>> start Given records

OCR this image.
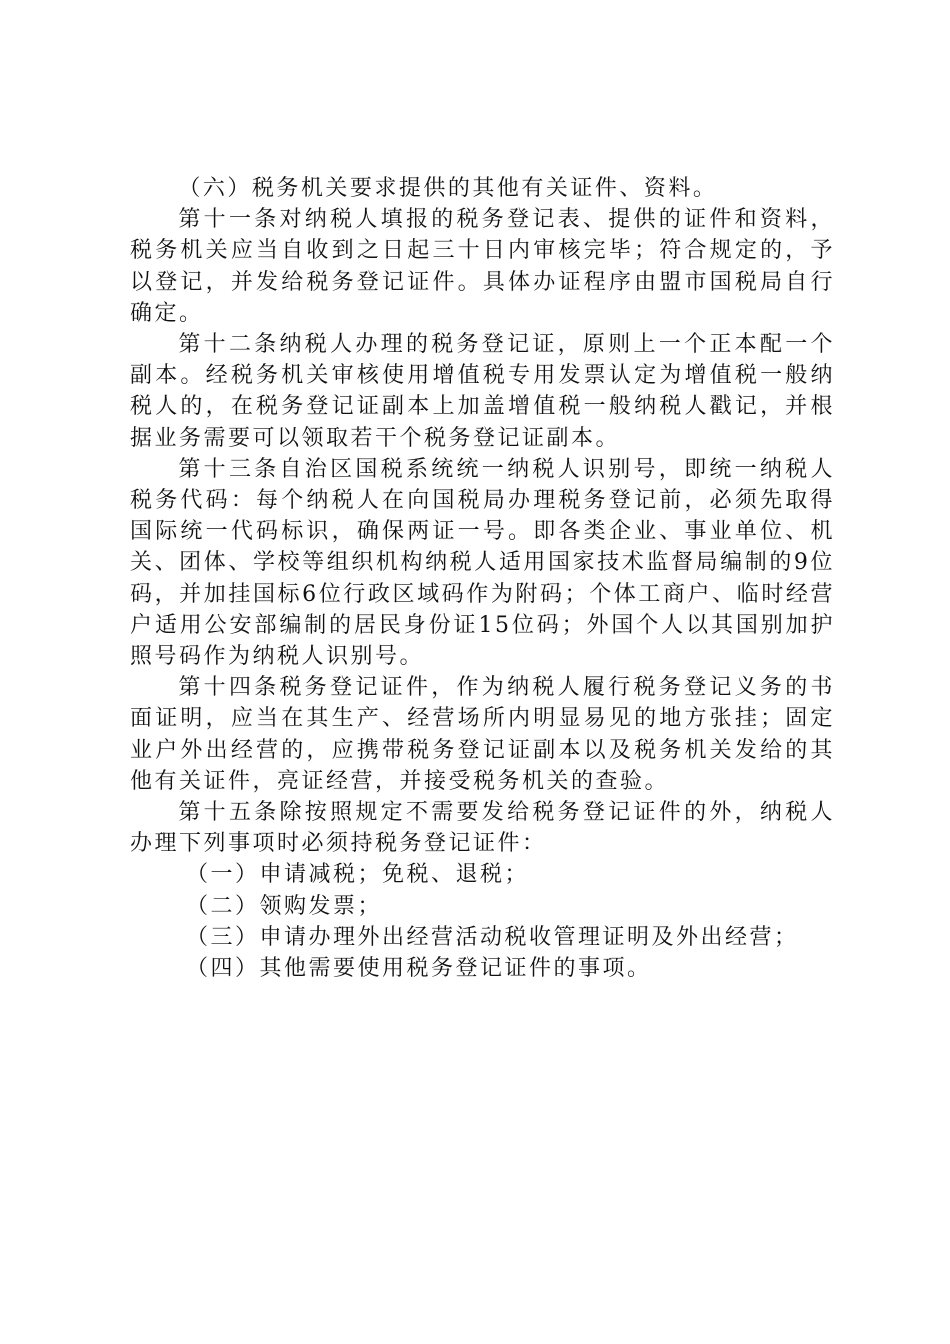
（六）税务机关要求提供的其他有关证件、资料。

第十一条对纳税人填报的税务登记表、提供的证件和资料，税务机关应当自收到之日起三十日内审核完毕；符合规定的，予以登记，并发给税务登记证件。具体办证程序由盟市国税局自行确定。

第十二条纳税人办理的税务登记证，原则上一个正本配一个副本。经税务机关审核使用增值税专用发票认定为增值税一般纳税人的，在税务登记证副本上加盖增值税一般纳税人戳记，并根据业务需要可以领取若干个税务登记证副本。

第十三条自治区国税系统统一纳税人识别号，即统一纳税人税务代码：每个纳税人在向国税局办理税务登记前，必须先取得国际统一代码标识，确保两证一号。即各类企业、事业单位、机关、团体、学校等组织机构纳税人适用国家技术监督局编制的9位码，并加挂国标6位行政区域码作为附码；个体工商户、临时经营户适用公安部编制的居民身份证15位码；外国个人以其国别加护照号码作为纳税人识别号。

第十四条税务登记证件，作为纳税人履行税务登记义务的书面证明，应当在其生产、经营场所内明显易见的地方张挂；固定业户外出经营的，应携带税务登记证副本以及税务机关发给的其他有关证件，亮证经营，并接受税务机关的查验。

第十五条除按照规定不需要发给税务登记证件的外，纳税人办理下列事项时必须持税务登记证件：

（一）申请减税；免税、退税；

（二）领购发票；

（三）申请办理外出经营活动税收管理证明及外出经营；

（四）其他需要使用税务登记证件的事项。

>> end Given records

Reproduce each line exactly as it appears, omitting the pictures.

OCR this image.
（六）税务机关要求提供的其他有关证件、资料。

第十一条对纳税人填报的税务登记表、提供的证件和资料，税务机关应当自收到之日起三十日内审核完毕；符合规定的，予以登记，并发给税务登记证件。具体办证程序由盟市国税局自行确定。

第十二条纳税人办理的税务登记证，原则上一个正本配一个副本。经税务机关审核使用增值税专用发票认定为增值税一般纳税人的，在税务登记证副本上加盖增值税一般纳税人戳记，并根据业务需要可以领取若干个税务登记证副本。

第十三条自治区国税系统统一纳税人识别号，即统一纳税人税务代码：每个纳税人在向国税局办理税务登记前，必须先取得国际统一代码标识，确保两证一号。即各类企业、事业单位、机关、团体、学校等组织机构纳税人适用国家技术监督局编制的9位码，并加挂国标6位行政区域码作为附码；个体工商户、临时经营户适用公安部编制的居民身份证15位码；外国个人以其国别加护照号码作为纳税人识别号。

第十四条税务登记证件，作为纳税人履行税务登记义务的书面证明，应当在其生产、经营场所内明显易见的地方张挂；固定业户外出经营的，应携带税务登记证副本以及税务机关发给的其他有关证件，亮证经营，并接受税务机关的查验。

第十五条除按照规定不需要发给税务登记证件的外，纳税人办理下列事项时必须持税务登记证件：

（一）申请减税；免税、退税；

（二）领购发票；

（三）申请办理外出经营活动税收管理证明及外出经营；

（四）其他需要使用税务登记证件的事项。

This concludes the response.